**PROBLEM TO SOLVE:**
Select every line holding the word "frac" and copy it.

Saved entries
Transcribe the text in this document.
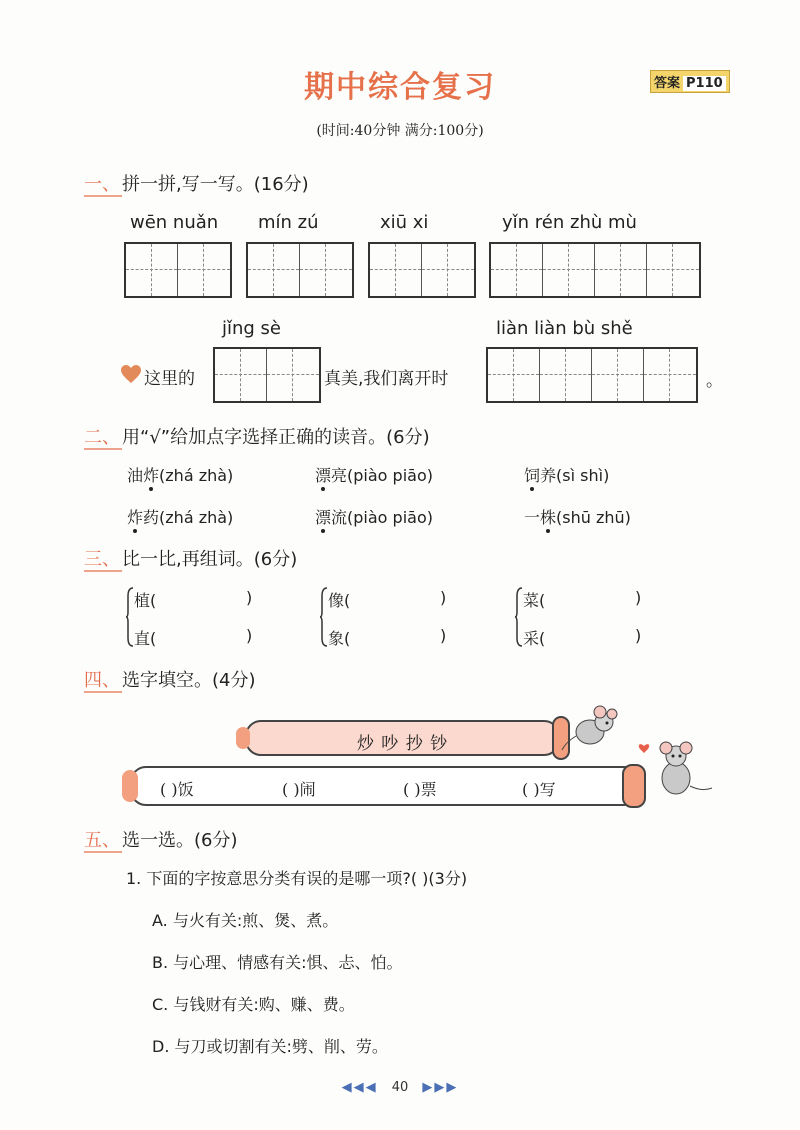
期中综合复习	答案 P110
(时间:40分钟 满分:100分)
一、 拼一拼,写一写。(16分)
wēn nuǎn	mín zú	xiū xi	yǐn rén zhù mù
jǐng sè	liàn liàn bù shě
这里的	真美,我们离开时	。
二、 用“√”给加点字选择正确的读音。(6分)
油炸(zhá zhà)	漂亮(piào piāo)	饲养(sì shì)
炸药(zhá zhà)	漂流(piào piāo)	一株(shū zhū)
三、 比一比,再组词。(6分)
植(	)
直(	)
像(	)
象(	)
菜(	)
采(	)
四、 选字填空。(4分)
炒 吵 抄 钞
( )饭	( )闹	( )票	( )写
五、 选一选。(6分)
1. 下面的字按意思分类有误的是哪一项?( )(3分)
A. 与火有关:煎、煲、煮。
B. 与心理、情感有关:惧、忐、怕。
C. 与钱财有关:购、赚、费。
D. 与刀或切割有关:劈、削、劳。
◀◀◀ 40 ▶▶▶
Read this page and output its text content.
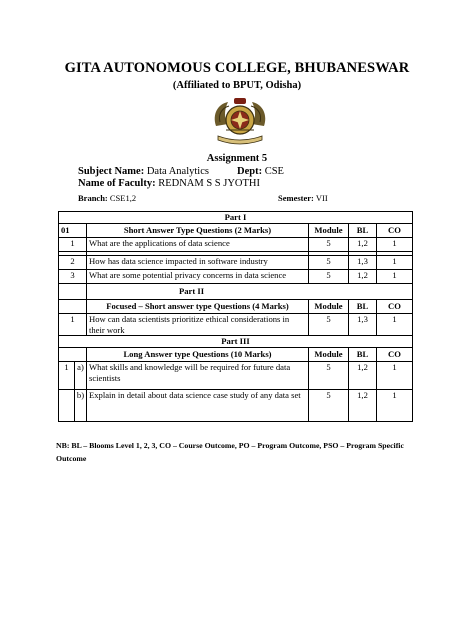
GITA AUTONOMOUS COLLEGE, BHUBANESWAR
(Affiliated to BPUT, Odisha)
Assignment 5
Subject Name: Data Analytics	Dept: CSE
Name of Faculty: REDNAM S S JYOTHI
Branch: CSE1,2	Semester: VII
Part I					
01		Short Answer Type Questions (2 Marks)	Module	BL	CO
1		What are the applications of data science	5	1,2	1

2		How has data science impacted in software industry	5	1,3	1
3		What are some potential privacy concerns in data science	5	1,2	1
		Part II			
		Focused – Short answer type Questions (4 Marks)	Module	BL	CO
1		How can data scientists prioritize ethical considerations in their work	5	1,3	1
Part III					
		Long Answer type Questions (10 Marks)	Module	BL	CO
1	a)	What skills and knowledge will be required for future data scientists	5	1,2	1
	b)	Explain in detail about data science case study of any data set	5	1,2	1
NB: BL – Blooms Level 1, 2, 3, CO – Course Outcome, PO – Program Outcome, PSO – Program Specific Outcome
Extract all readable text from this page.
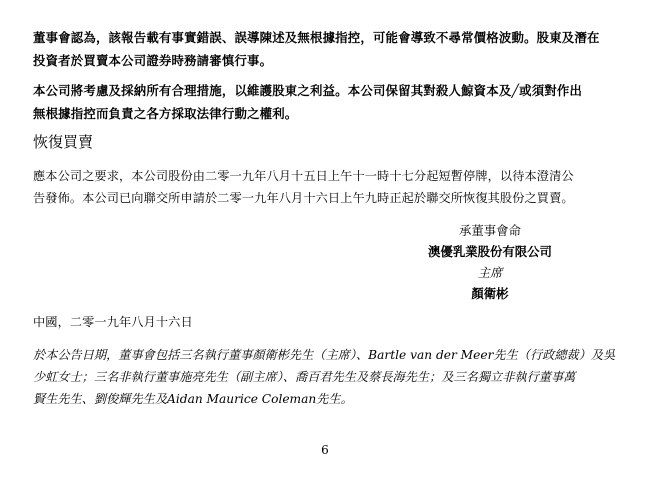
董事會認為，該報告載有事實錯誤、誤導陳述及無根據指控，可能會導致不尋常價格波動。股東及潛在
投資者於買賣本公司證券時務請審慎行事。
本公司將考慮及採納所有合理措施，以維護股東之利益。本公司保留其對殺人鯨資本及╱或須對作出
無根據指控而負責之各方採取法律行動之權利。
恢復買賣
應本公司之要求，本公司股份由二零一九年八月十五日上午十一時十七分起短暫停牌，以待本澄清公
告發佈。本公司已向聯交所申請於二零一九年八月十六日上午九時正起於聯交所恢復其股份之買賣。
承董事會命
澳優乳業股份有限公司
主席
顏衛彬
中國，二零一九年八月十六日
於本公告日期，董事會包括三名執行董事顏衛彬先生（主席）、Bartle van der Meer先生（行政總裁）及吳
少虹女士；三名非執行董事施亮先生（副主席）、喬百君先生及蔡長海先生；及三名獨立非執行董事萬
賢生先生、劉俊輝先生及Aidan Maurice Coleman先生。
6
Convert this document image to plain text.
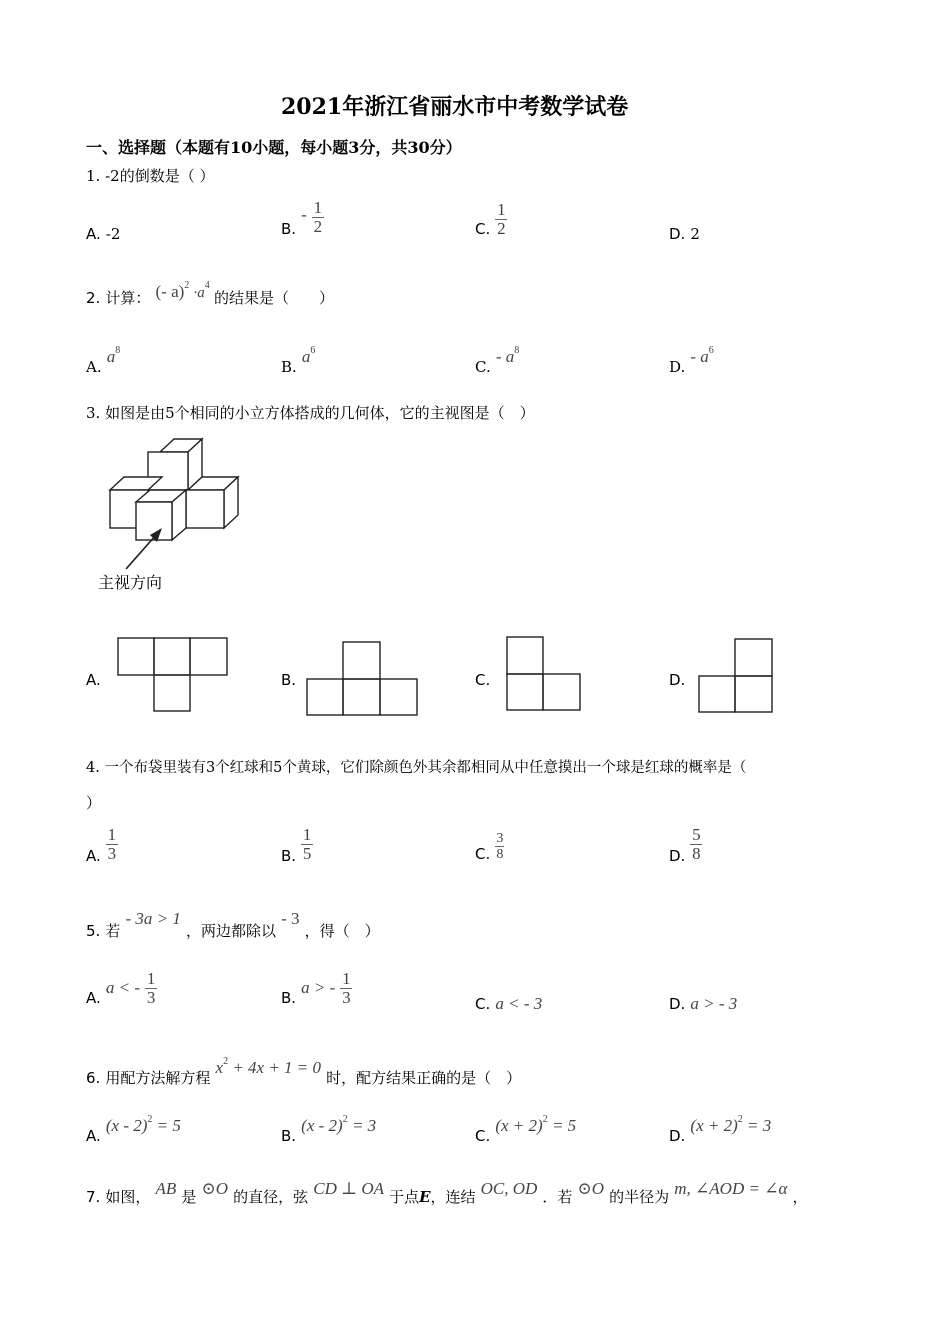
2021年浙江省丽水市中考数学试卷
一、选择题（本题有10小题，每小题3分，共30分）
1. -2的倒数是（ ）
A. -2	B. - $\frac{1}{2}$	C. $\frac{1}{2}$	D. 2
2. 计算： (- $a)^2 \cdot a^4$ 的结果是（　　）
A. $a^8$
B. $a^6$
C. - $a^8$
D. - $a^6$
3. 如图是由5个相同的小立方体搭成的几何体，它的主视图是（　）
主视方向
A.	B.	C.	D.
4. 一个布袋里装有3个红球和5个黄球，它们除颜色外其余都相同从中任意摸出一个球是红球的概率是（
）
A. $\frac{1}{3}$	B. $\frac{1}{5}$	C. $\frac{3}{8}$	D. $\frac{5}{8}$
5. 若 - 3a > 1 ，两边都除以 - 3 ，得（　）
A. a < - $\frac{1}{3}$	B. a > - $\frac{1}{3}$	C. a < - 3	D. a > - 3
6. 用配方法解方程 $x^2 + 4x + 1 = 0$ 时，配方结果正确的是（　）
A. (x - 2)$^2$ = 5
B. (x - 2)$^2$ = 3
C. $(x + 2)^2 = 5$
D. $(x + 2)^2 = 3$
7. 如图， AB 是 ⊙O 的直径，弦 CD ⊥ OA 于点E，连结 OC, OD ．若 ⊙O 的半径为 m, ∠AOD = ∠α ，
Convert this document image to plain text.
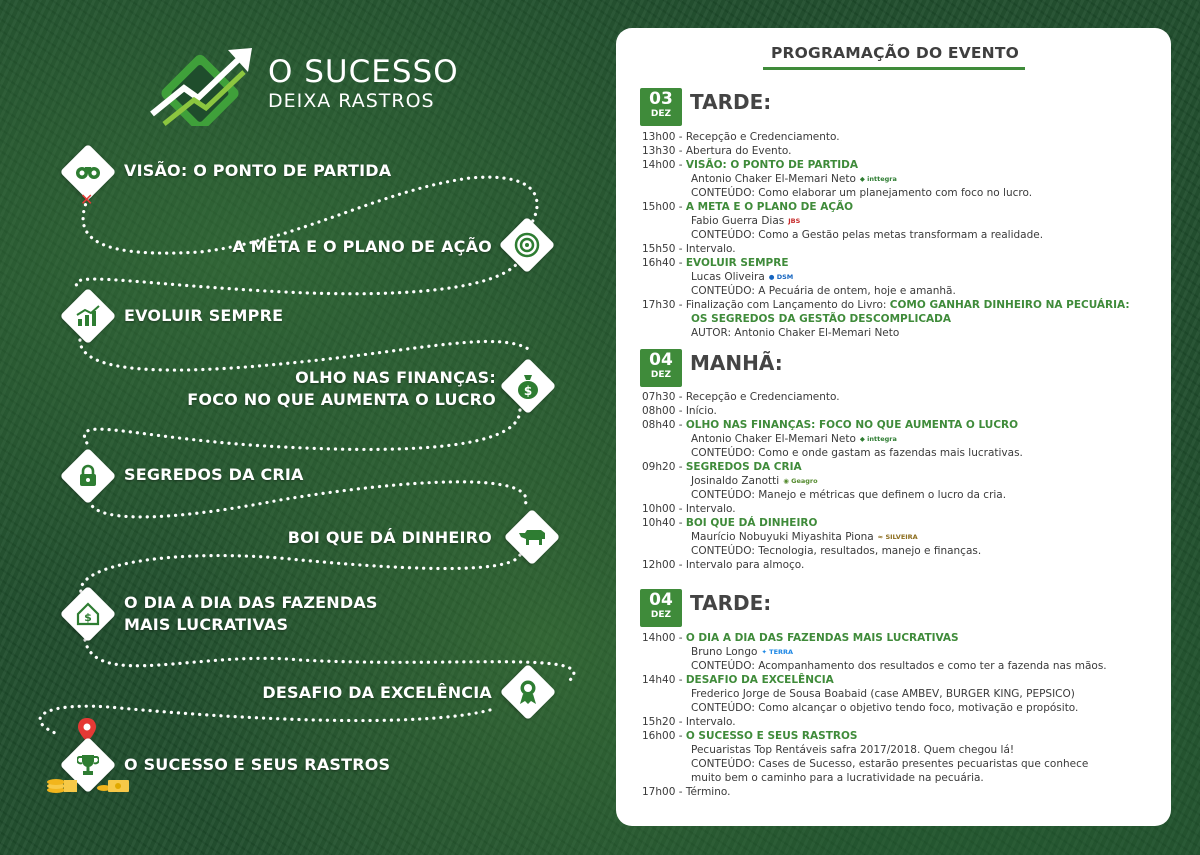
O SUCESSO
DEIXA RASTROS
VISÃO: O PONTO DE PARTIDA
✕
A META E O PLANO DE AÇÃO
EVOLUIR SEMPRE
$
OLHO NAS FINANÇAS:
FOCO NO QUE AUMENTA O LUCRO
SEGREDOS DA CRIA
BOI QUE DÁ DINHEIRO
$
O DIA A DIA DAS FAZENDAS
MAIS LUCRATIVAS
DESAFIO DA EXCELÊNCIA
O SUCESSO E SEUS RASTROS
PROGRAMAÇÃO DO EVENTO
03
DEZ TARDE:
13h00 - Recepção e Credenciamento.
13h30 - Abertura do Evento.
14h00 - VISÃO: O PONTO DE PARTIDA
Antonio Chaker El-Memari Neto ◆ inttegra
CONTEÚDO: Como elaborar um planejamento com foco no lucro.
15h00 - A META E O PLANO DE AÇÃO
Fabio Guerra Dias JBS
CONTEÚDO: Como a Gestão pelas metas transformam a realidade.
15h50 - Intervalo.
16h40 - EVOLUIR SEMPRE
Lucas Oliveira ● DSM
CONTEÚDO: A Pecuária de ontem, hoje e amanhã.
17h30 - Finalização com Lançamento do Livro: COMO GANHAR DINHEIRO NA PECUÁRIA:
OS SEGREDOS DA GESTÃO DESCOMPLICADA
AUTOR: Antonio Chaker El-Memari Neto
04
DEZ MANHÃ:
07h30 - Recepção e Credenciamento.
08h00 - Início.
08h40 - OLHO NAS FINANÇAS: FOCO NO QUE AUMENTA O LUCRO
Antonio Chaker El-Memari Neto ◆ inttegra
CONTEÚDO: Como e onde gastam as fazendas mais lucrativas.
09h20 - SEGREDOS DA CRIA
Josinaldo Zanotti ◉ Geagro
CONTEÚDO: Manejo e métricas que definem o lucro da cria.
10h00 - Intervalo.
10h40 - BOI QUE DÁ DINHEIRO
Maurício Nobuyuki Miyashita Piona ≈ SILVEIRA
CONTEÚDO: Tecnologia, resultados, manejo e finanças.
12h00 - Intervalo para almoço.
04
DEZ TARDE:
14h00 - O DIA A DIA DAS FAZENDAS MAIS LUCRATIVAS
Bruno Longo ✦ TERRA
CONTEÚDO: Acompanhamento dos resultados e como ter a fazenda nas mãos.
14h40 - DESAFIO DA EXCELÊNCIA
Frederico Jorge de Sousa Boabaid (case AMBEV, BURGER KING, PEPSICO)
CONTEÚDO: Como alcançar o objetivo tendo foco, motivação e propósito.
15h20 - Intervalo.
16h00 - O SUCESSO E SEUS RASTROS
Pecuaristas Top Rentáveis safra 2017/2018. Quem chegou lá!
CONTEÚDO: Cases de Sucesso, estarão presentes pecuaristas que conhece
muito bem o caminho para a lucratividade na pecuária.
17h00 - Término.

**ANSWER TO THIS PROBLEM:**
A. -2	B. - $\frac{1}{2}$	C. $\frac{1}{2}$	D. 2
A. $\frac{1}{3}$	B. $\frac{1}{5}$	C. $\frac{3}{8}$	D. $\frac{5}{8}$
A. a < - $\frac{1}{3}$	B. a > - $\frac{1}{3}$	C. a < - 3	D. a > - 3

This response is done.